• Exercise prompt: Return every record below exactly as written, omitting any pictures.

• Data for this exercise:
---+---

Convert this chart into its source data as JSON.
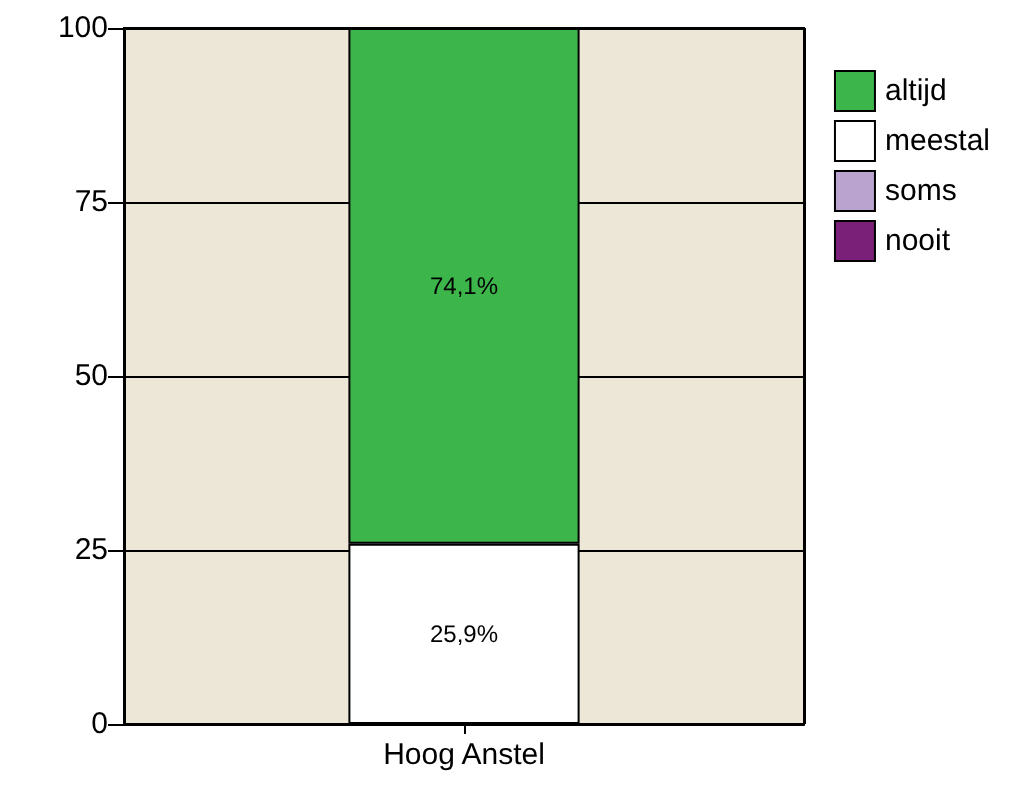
{
  "chart_data": {
    "type": "bar",
    "stacked": true,
    "categories": [
      "Hoog Anstel"
    ],
    "series": [
      {
        "name": "nooit",
        "color": "#7b2079",
        "values": [
          0
        ],
        "value_labels": [
          null
        ]
      },
      {
        "name": "soms",
        "color": "#bba3d0",
        "values": [
          0
        ],
        "value_labels": [
          null
        ]
      },
      {
        "name": "meestal",
        "color": "#ffffff",
        "values": [
          25.9
        ],
        "value_labels": [
          "25,9%"
        ]
      },
      {
        "name": "altijd",
        "color": "#3cb54a",
        "values": [
          74.1
        ],
        "value_labels": [
          "74,1%"
        ]
      }
    ],
    "ylim": [
      0,
      100
    ],
    "yticks": [
      0,
      25,
      50,
      75,
      100
    ],
    "grid": true,
    "legend": "right"
  }
}
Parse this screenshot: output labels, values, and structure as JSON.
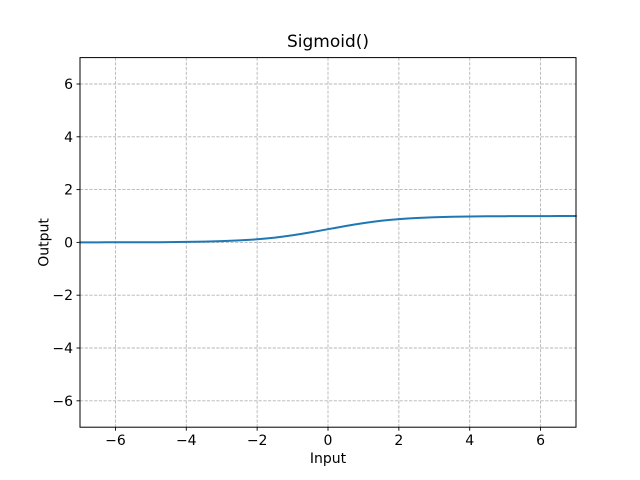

---+---

• Result:
Convert this chart into its source data as JSON.
{
  "chart_data": {
    "type": "bar",
    "stacked": true,
    "categories": [
      "Hoog Anstel"
    ],
    "series": [
      {
        "name": "nooit",
        "color": "#7b2079",
        "values": [
          0
        ],
        "value_labels": [
          null
        ]
      },
      {
        "name": "soms",
        "color": "#bba3d0",
        "values": [
          0
        ],
        "value_labels": [
          null
        ]
      },
      {
        "name": "meestal",
        "color": "#ffffff",
        "values": [
          25.9
        ],
        "value_labels": [
          "25,9%"
        ]
      },
      {
        "name": "altijd",
        "color": "#3cb54a",
        "values": [
          74.1
        ],
        "value_labels": [
          "74,1%"
        ]
      }
    ],
    "ylim": [
      0,
      100
    ],
    "yticks": [
      0,
      25,
      50,
      75,
      100
    ],
    "grid": true,
    "legend": "right"
  }
}
Parse this screenshot: output labels, values, and structure as JSON.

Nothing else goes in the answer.